**DATA FOR THIS TASK:**

---------------

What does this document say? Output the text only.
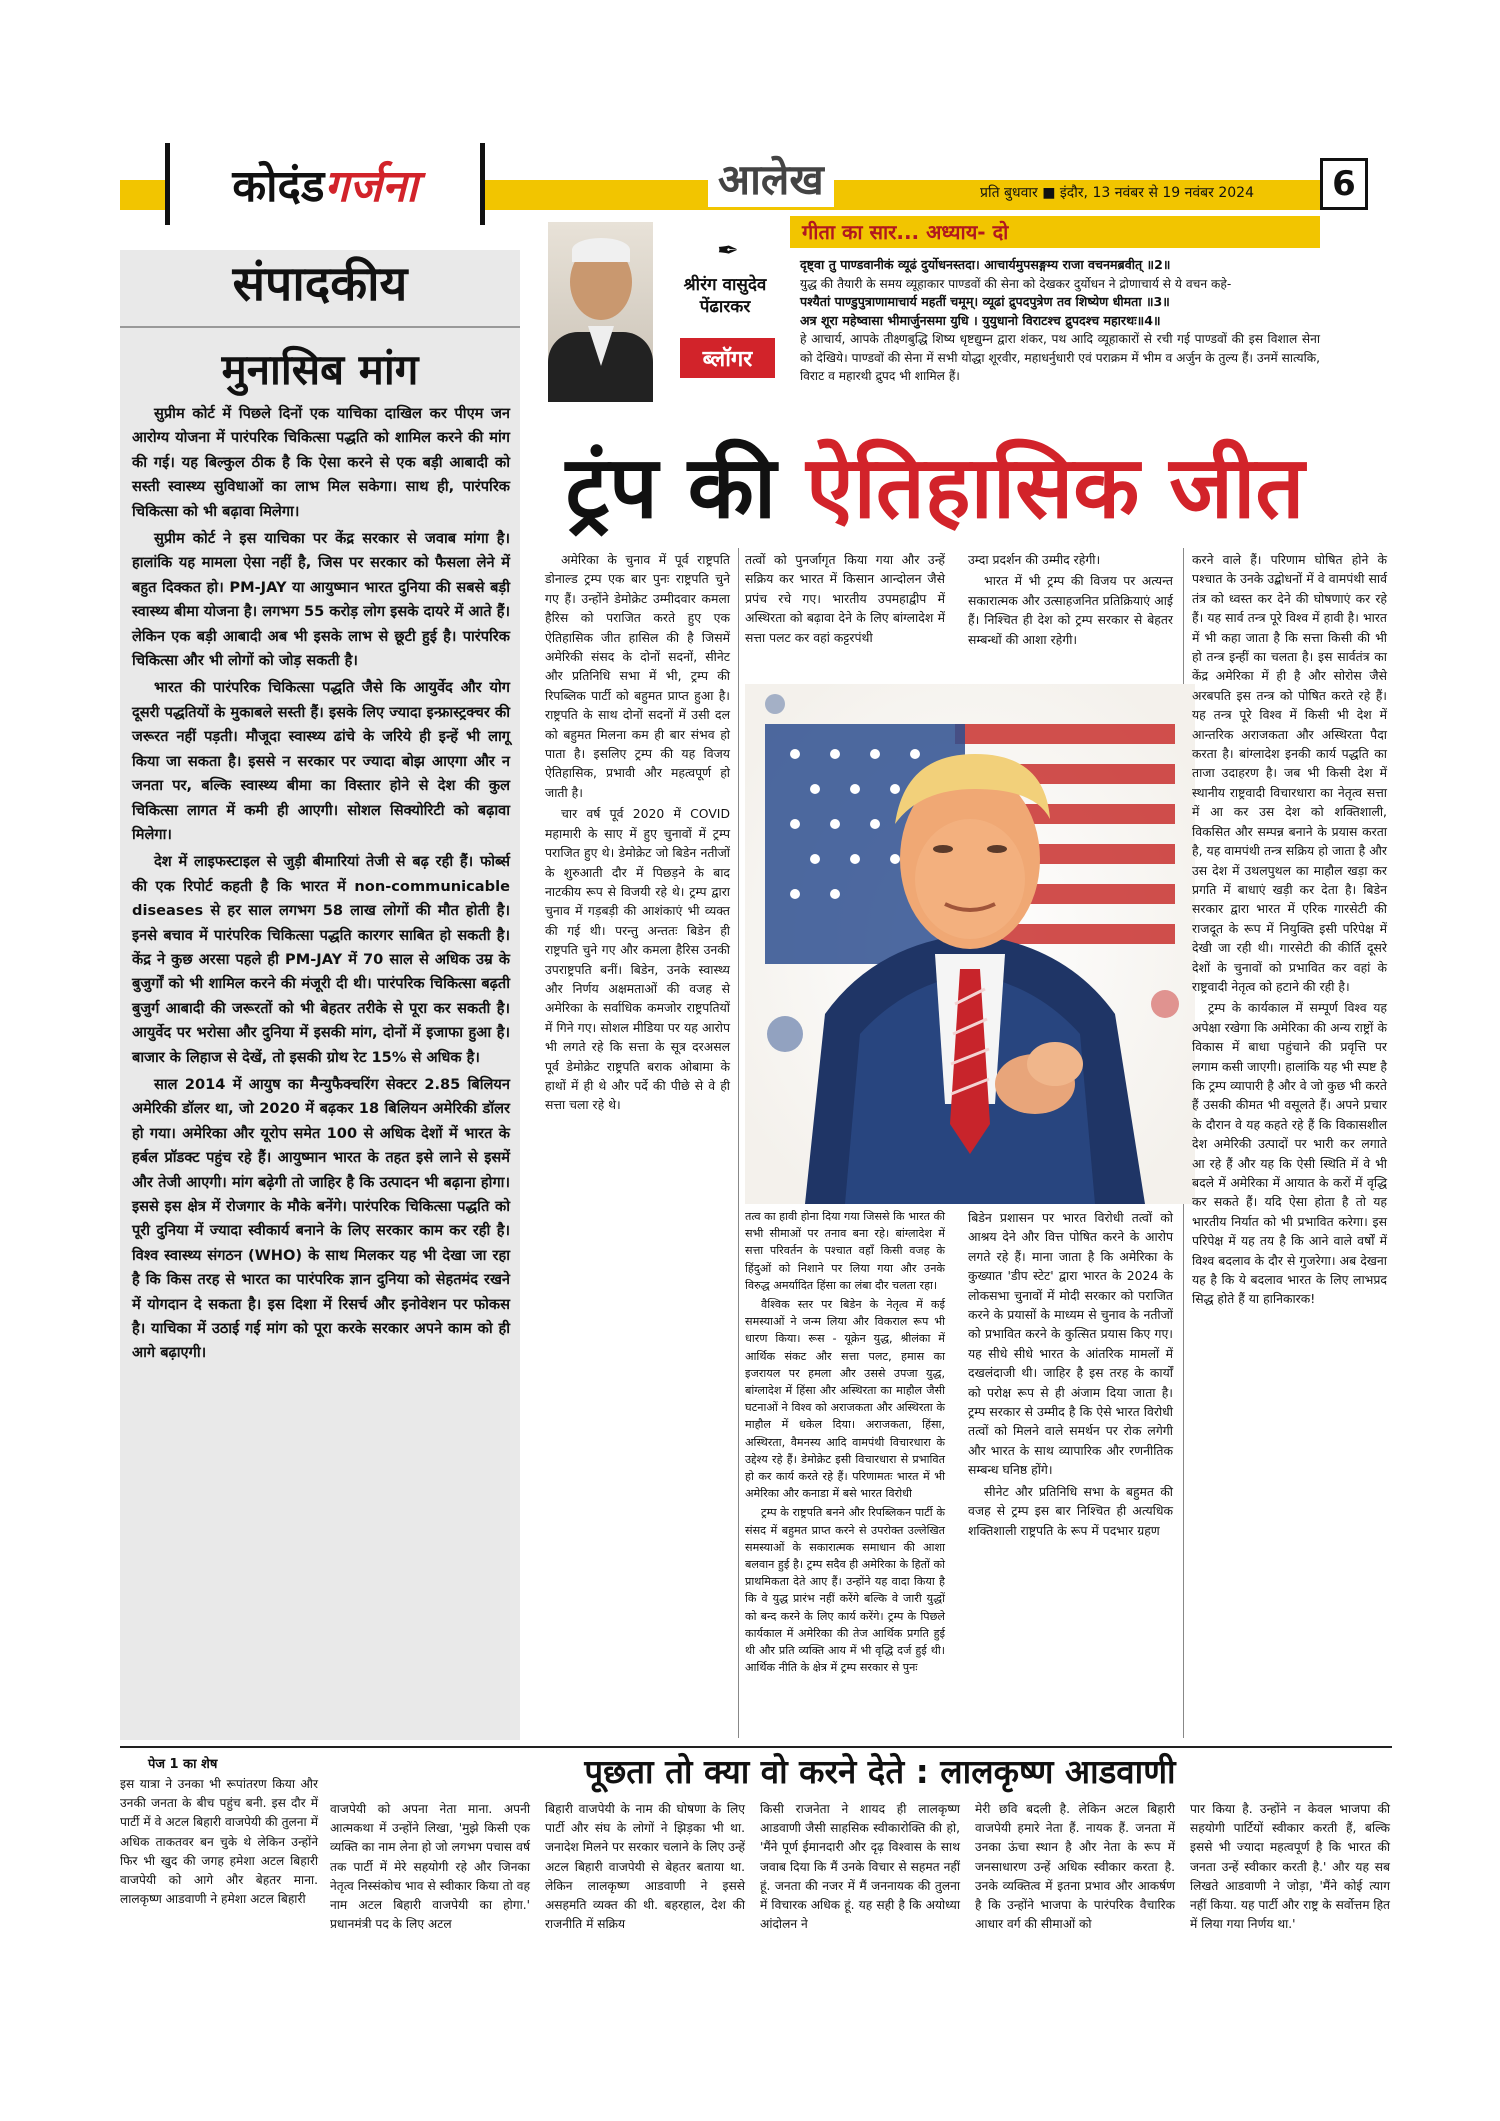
कोदंड गर्जना	आलेख	प्रति बुधवार ■ इंदौर, 13 नवंबर से 19 नवंबर 2024	6
संपादकीय
मुनासिब मांग

सुप्रीम कोर्ट में पिछले दिनों एक याचिका दाखिल कर पीएम जन आरोग्य योजना में पारंपरिक चिकित्सा पद्धति को शामिल करने की मांग की गई। यह बिल्कुल ठीक है कि ऐसा करने से एक बड़ी आबादी को सस्ती स्वास्थ्य सुविधाओं का लाभ मिल सकेगा। साथ ही, पारंपरिक चिकित्सा को भी बढ़ावा मिलेगा।

सुप्रीम कोर्ट ने इस याचिका पर केंद्र सरकार से जवाब मांगा है। हालांकि यह मामला ऐसा नहीं है, जिस पर सरकार को फैसला लेने में बहुत दिक्कत हो। PM-JAY या आयुष्मान भारत दुनिया की सबसे बड़ी स्वास्थ्य बीमा योजना है। लगभग 55 करोड़ लोग इसके दायरे में आते हैं। लेकिन एक बड़ी आबादी अब भी इसके लाभ से छूटी हुई है। पारंपरिक चिकित्सा और भी लोगों को जोड़ सकती है।

भारत की पारंपरिक चिकित्सा पद्धति जैसे कि आयुर्वेद और योग दूसरी पद्धतियों के मुकाबले सस्ती हैं। इसके लिए ज्यादा इन्फ्रास्ट्रक्चर की जरूरत नहीं पड़ती। मौजूदा स्वास्थ्य ढांचे के जरिये ही इन्हें भी लागू किया जा सकता है। इससे न सरकार पर ज्यादा बोझ आएगा और न जनता पर, बल्कि स्वास्थ्य बीमा का विस्तार होने से देश की कुल चिकित्सा लागत में कमी ही आएगी। सोशल सिक्योरिटी को बढ़ावा मिलेगा।

देश में लाइफस्टाइल से जुड़ी बीमारियां तेजी से बढ़ रही हैं। फोर्ब्स की एक रिपोर्ट कहती है कि भारत में non-communicable diseases से हर साल लगभग 58 लाख लोगों की मौत होती है। इनसे बचाव में पारंपरिक चिकित्सा पद्धति कारगर साबित हो सकती है। केंद्र ने कुछ अरसा पहले ही PM-JAY में 70 साल से अधिक उम्र के बुजुर्गों को भी शामिल करने की मंजूरी दी थी। पारंपरिक चिकित्सा बढ़ती बुजुर्ग आबादी की जरूरतों को भी बेहतर तरीके से पूरा कर सकती है। आयुर्वेद पर भरोसा और दुनिया में इसकी मांग, दोनों में इजाफा हुआ है। बाजार के लिहाज से देखें, तो इसकी ग्रोथ रेट 15% से अधिक है।

साल 2014 में आयुष का मैन्युफैक्चरिंग सेक्टर 2.85 बिलियन अमेरिकी डॉलर था, जो 2020 में बढ़कर 18 बिलियन अमेरिकी डॉलर हो गया। अमेरिका और यूरोप समेत 100 से अधिक देशों में भारत के हर्बल प्रॉडक्ट पहुंच रहे हैं। आयुष्मान भारत के तहत इसे लाने से इसमें और तेजी आएगी। मांग बढ़ेगी तो जाहिर है कि उत्पादन भी बढ़ाना होगा। इससे इस क्षेत्र में रोजगार के मौके बनेंगे। पारंपरिक चिकित्सा पद्धति को पूरी दुनिया में ज्यादा स्वीकार्य बनाने के लिए सरकार काम कर रही है। विश्व स्वास्थ्य संगठन (WHO) के साथ मिलकर यह भी देखा जा रहा है कि किस तरह से भारत का पारंपरिक ज्ञान दुनिया को सेहतमंद रखने में योगदान दे सकता है। इस दिशा में रिसर्च और इनोवेशन पर फोकस है। याचिका में उठाई गई मांग को पूरा करके सरकार अपने काम को ही आगे बढ़ाएगी।

✒
श्रीरंग वासुदेव
पेंढारकर
ब्लॉगर
गीता का सार... अध्याय- दो

दृष्ट्वा तु पाण्डवानीकं व्यूढं दुर्योधनस्तदा। आचार्यमुपसङ्गम्य राजा वचनमब्रवीत् ॥2॥

युद्ध की तैयारी के समय व्यूहाकार पाण्डवों की सेना को देखकर दुर्योधन ने द्रोणाचार्य से ये वचन कहे-

पश्यैतां पाण्डुपुत्राणामाचार्य महतीं चमूम्। व्यूढां द्रुपदपुत्रेण तव शिष्येण धीमता ॥3॥

अत्र शूरा महेष्वासा भीमार्जुनसमा युधि । युयुधानो विराटश्च द्रुपदश्च महारथः॥4॥

हे आचार्य, आपके तीक्ष्णबुद्धि शिष्य धृष्टद्युम्न द्वारा शंकर, पथ आदि व्यूहाकारों से रची गई पाण्डवों की इस विशाल सेना को देखिये। पाण्डवों की सेना में सभी योद्धा शूरवीर, महाधर्नुधारी एवं पराक्रम में भीम व अर्जुन के तुल्य हैं। उनमें सात्यकि, विराट व महारथी द्रुपद भी शामिल हैं।

ट्रंप की ऐतिहासिक जीत

अमेरिका के चुनाव में पूर्व राष्ट्रपति डोनाल्ड ट्रम्प एक बार पुनः राष्ट्रपति चुने गए हैं। उन्होंने डेमोक्रेट उम्मीदवार कमला हैरिस को पराजित करते हुए एक ऐतिहासिक जीत हासिल की है जिसमें अमेरिकी संसद के दोनों सदनों, सीनेट और प्रतिनिधि सभा में भी, ट्रम्प की रिपब्लिक पार्टी को बहुमत प्राप्त हुआ है। राष्ट्रपति के साथ दोनों सदनों में उसी दल को बहुमत मिलना कम ही बार संभव हो पाता है। इसलिए ट्रम्प की यह विजय ऐतिहासिक, प्रभावी और महत्वपूर्ण हो जाती है।

चार वर्ष पूर्व 2020 में COVID महामारी के साए में हुए चुनावों में ट्रम्प पराजित हुए थे। डेमोक्रेट जो बिडेन नतीजों के शुरुआती दौर में पिछड़ने के बाद नाटकीय रूप से विजयी रहे थे। ट्रम्प द्वारा चुनाव में गड़बड़ी की आशंकाएं भी व्यक्त की गई थी। परन्तु अन्ततः बिडेन ही राष्ट्रपति चुने गए और कमला हैरिस उनकी उपराष्ट्रपति बनीं। बिडेन, उनके स्वास्थ्य और निर्णय अक्षमताओं की वजह से अमेरिका के सर्वाधिक कमजोर राष्ट्रपतियों में गिने गए। सोशल मीडिया पर यह आरोप भी लगते रहे कि सत्ता के सूत्र दरअसल पूर्व डेमोक्रेट राष्ट्रपति बराक ओबामा के हाथों में ही थे और पर्दे की पीछे से वे ही सत्ता चला रहे थे।

तत्वों को पुनर्जागृत किया गया और उन्हें सक्रिय कर भारत में किसान आन्दोलन जैसे प्रपंच रचे गए। भारतीय उपमहाद्वीप में अस्थिरता को बढ़ावा देने के लिए बांग्लादेश में सत्ता पलट कर वहां कट्टरपंथी

उम्दा प्रदर्शन की उम्मीद रहेगी।

भारत में भी ट्रम्प की विजय पर अत्यन्त सकारात्मक और उत्साहजनित प्रतिक्रियाएं आई हैं। निश्चित ही देश को ट्रम्प सरकार से बेहतर सम्बन्धों की आशा रहेगी।

तत्व का हावी होना दिया गया जिससे कि भारत की सभी सीमाओं पर तनाव बना रहे। बांग्लादेश में सत्ता परिवर्तन के पश्चात वहाँ किसी वजह के हिंदुओं को निशाने पर लिया गया और उनके विरुद्ध अमर्यादित हिंसा का लंबा दौर चलता रहा।

वैश्विक स्तर पर बिडेन के नेतृत्व में कई समस्याओं ने जन्म लिया और विकराल रूप भी धारण किया। रूस - यूक्रेन युद्ध, श्रीलंका में आर्थिक संकट और सत्ता पलट, हमास का इजरायल पर हमला और उससे उपजा युद्ध, बांग्लादेश में हिंसा और अस्थिरता का माहौल जैसी घटनाओं ने विश्व को अराजकता और अस्थिरता के माहौल में धकेल दिया। अराजकता, हिंसा, अस्थिरता, वैमनस्य आदि वामपंथी विचारधारा के उद्देश्य रहे हैं। डेमोक्रेट इसी विचारधारा से प्रभावित हो कर कार्य करते रहे हैं। परिणामतः भारत में भी अमेरिका और कनाडा में बसे भारत विरोधी

ट्रम्प के राष्ट्रपति बनने और रिपब्लिकन पार्टी के संसद में बहुमत प्राप्त करने से उपरोक्त उल्लेखित समस्याओं के सकारात्मक समाधान की आशा बलवान हुई है। ट्रम्प सदैव ही अमेरिका के हितों को प्राथमिकता देते आए हैं। उन्होंने यह वादा किया है कि वे युद्ध प्रारंभ नहीं करेंगे बल्कि वे जारी युद्धों को बन्द करने के लिए कार्य करेंगे। ट्रम्प के पिछले कार्यकाल में अमेरिका की तेज आर्थिक प्रगति हुई थी और प्रति व्यक्ति आय में भी वृद्धि दर्ज हुई थी। आर्थिक नीति के क्षेत्र में ट्रम्प सरकार से पुनः

बिडेन प्रशासन पर भारत विरोधी तत्वों को आश्रय देने और वित्त पोषित करने के आरोप लगते रहे हैं। माना जाता है कि अमेरिका के कुख्यात 'डीप स्टेट' द्वारा भारत के 2024 के लोकसभा चुनावों में मोदी सरकार को पराजित करने के प्रयासों के माध्यम से चुनाव के नतीजों को प्रभावित करने के कुत्सित प्रयास किए गए। यह सीधे सीधे भारत के आंतरिक मामलों में दखलंदाजी थी। जाहिर है इस तरह के कार्यों को परोक्ष रूप से ही अंजाम दिया जाता है। ट्रम्प सरकार से उम्मीद है कि ऐसे भारत विरोधी तत्वों को मिलने वाले समर्थन पर रोक लगेगी और भारत के साथ व्यापारिक और रणनीतिक सम्बन्ध घनिष्ठ होंगे।

सीनेट और प्रतिनिधि सभा के बहुमत की वजह से ट्रम्प इस बार निश्चित ही अत्यधिक शक्तिशाली राष्ट्रपति के रूप में पदभार ग्रहण

करने वाले हैं। परिणाम घोषित होने के पश्चात के उनके उद्बोधनों में वे वामपंथी सार्व तंत्र को ध्वस्त कर देने की घोषणाएं कर रहे हैं। यह सार्व तन्त्र पूरे विश्व में हावी है। भारत में भी कहा जाता है कि सत्ता किसी की भी हो तन्त्र इन्हीं का चलता है। इस सार्वतंत्र का केंद्र अमेरिका में ही है और सोरोस जैसे अरबपति इस तन्त्र को पोषित करते रहे हैं। यह तन्त्र पूरे विश्व में किसी भी देश में आन्तरिक अराजकता और अस्थिरता पैदा करता है। बांग्लादेश इनकी कार्य पद्धति का ताजा उदाहरण है। जब भी किसी देश में स्थानीय राष्ट्रवादी विचारधारा का नेतृत्व सत्ता में आ कर उस देश को शक्तिशाली, विकसित और सम्पन्न बनाने के प्रयास करता है, यह वामपंथी तन्त्र सक्रिय हो जाता है और उस देश में उथलपुथल का माहौल खड़ा कर प्रगति में बाधाएं खड़ी कर देता है। बिडेन सरकार द्वारा भारत में एरिक गारसेटी की राजदूत के रूप में नियुक्ति इसी परिपेक्ष में देखी जा रही थी। गारसेटी की कीर्ति दूसरे देशों के चुनावों को प्रभावित कर वहां के राष्ट्रवादी नेतृत्व को हटाने की रही है।

ट्रम्प के कार्यकाल में सम्पूर्ण विश्व यह अपेक्षा रखेगा कि अमेरिका की अन्य राष्ट्रों के विकास में बाधा पहुंचाने की प्रवृत्ति पर लगाम कसी जाएगी। हालांकि यह भी स्पष्ट है कि ट्रम्प व्यापारी है और वे जो कुछ भी करते हैं उसकी कीमत भी वसूलते हैं। अपने प्रचार के दौरान वे यह कहते रहे हैं कि विकासशील देश अमेरिकी उत्पादों पर भारी कर लगाते आ रहे हैं और यह कि ऐसी स्थिति में वे भी बदले में अमेरिका में आयात के करों में वृद्धि कर सकते हैं। यदि ऐसा होता है तो यह भारतीय निर्यात को भी प्रभावित करेगा। इस परिपेक्ष में यह तय है कि आने वाले वर्षों में विश्व बदलाव के दौर से गुजरेगा। अब देखना यह है कि ये बदलाव भारत के लिए लाभप्रद सिद्ध होते हैं या हानिकारक!

पेज 1 का शेष	पूछता तो क्या वो करने देते : लालकृष्ण आडवाणी
इस यात्रा ने उनका भी रूपांतरण किया और उनकी जनता के बीच पहुंच बनी. इस दौर में पार्टी में वे अटल बिहारी वाजपेयी की तुलना में अधिक ताकतवर बन चुके थे लेकिन उन्होंने फिर भी खुद की जगह हमेशा अटल बिहारी वाजपेयी को आगे और बेहतर माना. लालकृष्ण आडवाणी ने हमेशा अटल बिहारी
वाजपेयी को अपना नेता माना. अपनी आत्मकथा में उन्होंने लिखा, 'मुझे किसी एक व्यक्ति का नाम लेना हो जो लगभग पचास वर्ष तक पार्टी में मेरे सहयोगी रहे और जिनका नेतृत्व निस्संकोच भाव से स्वीकार किया तो वह नाम अटल बिहारी वाजपेयी का होगा.' प्रधानमंत्री पद के लिए अटल
बिहारी वाजपेयी के नाम की घोषणा के लिए पार्टी और संघ के लोगों ने झिड़का भी था. जनादेश मिलने पर सरकार चलाने के लिए उन्हें अटल बिहारी वाजपेयी से बेहतर बताया था. लेकिन लालकृष्ण आडवाणी ने इससे असहमति व्यक्त की थी. बहरहाल, देश की राजनीति में सक्रिय
किसी राजनेता ने शायद ही लालकृष्ण आडवाणी जैसी साहसिक स्वीकारोक्ति की हो, 'मैंने पूर्ण ईमानदारी और दृढ़ विश्वास के साथ जवाब दिया कि मैं उनके विचार से सहमत नहीं हूं. जनता की नजर में मैं जननायक की तुलना में विचारक अधिक हूं. यह सही है कि अयोध्या आंदोलन ने
मेरी छवि बदली है. लेकिन अटल बिहारी वाजपेयी हमारे नेता हैं. नायक हैं. जनता में उनका ऊंचा स्थान है और नेता के रूप में जनसाधारण उन्हें अधिक स्वीकार करता है. उनके व्यक्तित्व में इतना प्रभाव और आकर्षण है कि उन्होंने भाजपा के पारंपरिक वैचारिक आधार वर्ग की सीमाओं को
पार किया है. उन्होंने न केवल भाजपा की सहयोगी पार्टियों स्वीकार करती हैं, बल्कि इससे भी ज्यादा महत्वपूर्ण है कि भारत की जनता उन्हें स्वीकार करती है.' और यह सब लिखते आडवाणी ने जोड़ा, 'मैंने कोई त्याग नहीं किया. यह पार्टी और राष्ट्र के सर्वोत्तम हित में लिया गया निर्णय था.'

---------------

**STATED EXERCISE:** Where a line holds the string "लगभग", copy that line.

**FULL OUTPUT:**
सुप्रीम कोर्ट ने इस याचिका पर केंद्र सरकार से जवाब मांगा है। हालांकि यह मामला ऐसा नहीं है, जिस पर सरकार को फैसला लेने में बहुत दिक्कत हो। PM-JAY या आयुष्मान भारत दुनिया की सबसे बड़ी स्वास्थ्य बीमा योजना है। लगभग 55 करोड़ लोग इसके दायरे में आते हैं। लेकिन एक बड़ी आबादी अब भी इसके लाभ से छूटी हुई है। पारंपरिक चिकित्सा और भी लोगों को जोड़ सकती है।
देश में लाइफस्टाइल से जुड़ी बीमारियां तेजी से बढ़ रही हैं। फोर्ब्स की एक रिपोर्ट कहती है कि भारत में non-communicable diseases से हर साल लगभग 58 लाख लोगों की मौत होती है। इनसे बचाव में पारंपरिक चिकित्सा पद्धति कारगर साबित हो सकती है। केंद्र ने कुछ अरसा पहले ही PM-JAY में 70 साल से अधिक उम्र के बुजुर्गों को भी शामिल करने की मंजूरी दी थी। पारंपरिक चिकित्सा बढ़ती बुजुर्ग आबादी की जरूरतों को भी बेहतर तरीके से पूरा कर सकती है। आयुर्वेद पर भरोसा और दुनिया में इसकी मांग, दोनों में इजाफा हुआ है। बाजार के लिहाज से देखें, तो इसकी ग्रोथ रेट 15% से अधिक है।
वाजपेयी को अपना नेता माना. अपनी आत्मकथा में उन्होंने लिखा, 'मुझे किसी एक व्यक्ति का नाम लेना हो जो लगभग पचास वर्ष तक पार्टी में मेरे सहयोगी रहे और जिनका नेतृत्व निस्संकोच भाव से स्वीकार किया तो वह नाम अटल बिहारी वाजपेयी का होगा.' प्रधानमंत्री पद के लिए अटल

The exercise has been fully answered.